▶
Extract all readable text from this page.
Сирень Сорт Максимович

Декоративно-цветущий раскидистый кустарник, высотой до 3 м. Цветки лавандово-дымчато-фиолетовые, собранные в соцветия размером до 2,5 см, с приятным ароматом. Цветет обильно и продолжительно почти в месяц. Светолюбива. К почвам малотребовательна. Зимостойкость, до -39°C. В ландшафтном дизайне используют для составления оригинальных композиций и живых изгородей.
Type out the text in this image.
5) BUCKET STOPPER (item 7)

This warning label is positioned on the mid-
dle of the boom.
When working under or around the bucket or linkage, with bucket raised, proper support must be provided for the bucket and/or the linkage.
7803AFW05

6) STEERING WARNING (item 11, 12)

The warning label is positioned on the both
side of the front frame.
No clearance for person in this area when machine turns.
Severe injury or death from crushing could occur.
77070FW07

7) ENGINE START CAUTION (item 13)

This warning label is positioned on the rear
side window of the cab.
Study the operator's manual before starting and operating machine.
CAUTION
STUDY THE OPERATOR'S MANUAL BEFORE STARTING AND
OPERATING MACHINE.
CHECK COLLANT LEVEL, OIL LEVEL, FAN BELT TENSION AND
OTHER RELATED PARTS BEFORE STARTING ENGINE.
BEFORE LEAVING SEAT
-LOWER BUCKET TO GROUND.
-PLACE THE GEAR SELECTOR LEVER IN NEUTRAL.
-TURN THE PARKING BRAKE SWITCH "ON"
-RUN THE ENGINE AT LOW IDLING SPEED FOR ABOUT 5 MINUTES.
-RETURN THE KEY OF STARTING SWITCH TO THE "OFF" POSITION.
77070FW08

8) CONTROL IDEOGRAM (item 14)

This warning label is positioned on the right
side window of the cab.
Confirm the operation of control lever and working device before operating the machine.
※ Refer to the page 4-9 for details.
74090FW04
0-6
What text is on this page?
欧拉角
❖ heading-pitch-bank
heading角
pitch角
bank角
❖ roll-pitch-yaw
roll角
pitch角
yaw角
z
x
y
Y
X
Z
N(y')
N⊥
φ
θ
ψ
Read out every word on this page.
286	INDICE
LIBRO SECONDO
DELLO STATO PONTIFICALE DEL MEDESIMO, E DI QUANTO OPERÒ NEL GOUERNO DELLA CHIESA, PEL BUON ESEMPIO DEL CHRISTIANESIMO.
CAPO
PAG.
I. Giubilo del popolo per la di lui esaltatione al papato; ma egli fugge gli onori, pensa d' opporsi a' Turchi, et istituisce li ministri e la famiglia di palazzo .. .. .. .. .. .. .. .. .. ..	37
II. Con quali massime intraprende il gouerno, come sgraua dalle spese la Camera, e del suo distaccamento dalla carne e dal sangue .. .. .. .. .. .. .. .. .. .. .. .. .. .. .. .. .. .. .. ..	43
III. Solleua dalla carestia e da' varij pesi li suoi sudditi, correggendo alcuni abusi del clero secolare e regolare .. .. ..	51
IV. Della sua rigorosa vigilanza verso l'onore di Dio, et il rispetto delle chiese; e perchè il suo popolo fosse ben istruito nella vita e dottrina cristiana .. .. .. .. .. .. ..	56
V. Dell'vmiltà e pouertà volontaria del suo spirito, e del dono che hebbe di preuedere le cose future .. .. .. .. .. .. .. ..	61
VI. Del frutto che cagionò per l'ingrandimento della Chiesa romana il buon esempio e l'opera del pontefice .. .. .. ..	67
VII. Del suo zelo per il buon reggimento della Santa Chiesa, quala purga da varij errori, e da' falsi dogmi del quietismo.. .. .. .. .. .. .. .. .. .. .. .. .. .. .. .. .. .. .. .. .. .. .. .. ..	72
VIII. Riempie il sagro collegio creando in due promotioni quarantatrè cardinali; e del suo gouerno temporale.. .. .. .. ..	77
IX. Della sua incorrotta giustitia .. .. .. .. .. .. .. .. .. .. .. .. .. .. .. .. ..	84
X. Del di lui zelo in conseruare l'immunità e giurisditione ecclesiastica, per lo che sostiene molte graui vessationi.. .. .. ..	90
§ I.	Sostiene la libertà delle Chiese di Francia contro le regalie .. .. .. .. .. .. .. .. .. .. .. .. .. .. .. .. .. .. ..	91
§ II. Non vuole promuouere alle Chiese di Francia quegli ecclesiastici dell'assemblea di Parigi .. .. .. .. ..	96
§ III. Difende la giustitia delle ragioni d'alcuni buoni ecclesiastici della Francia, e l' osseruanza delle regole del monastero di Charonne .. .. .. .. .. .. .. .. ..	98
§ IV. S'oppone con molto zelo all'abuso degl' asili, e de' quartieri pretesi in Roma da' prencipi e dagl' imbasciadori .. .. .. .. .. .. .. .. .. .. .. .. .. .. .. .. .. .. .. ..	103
◀
**Given problem:**
All lines above containing the string "varij" are to be collected.

**Result of this task:**
III. Solleua dalla carestia e da' varij pesi li suoi sudditi, correggendo alcuni abusi del clero secolare e regolare .. .. ..	51
VII. Del suo zelo per il buon reggimento della Santa Chiesa, quala purga da varij errori, e da' falsi dogmi del quietismo.. .. .. .. .. .. .. .. .. .. .. .. .. .. .. .. .. .. .. .. .. .. .. .. ..	72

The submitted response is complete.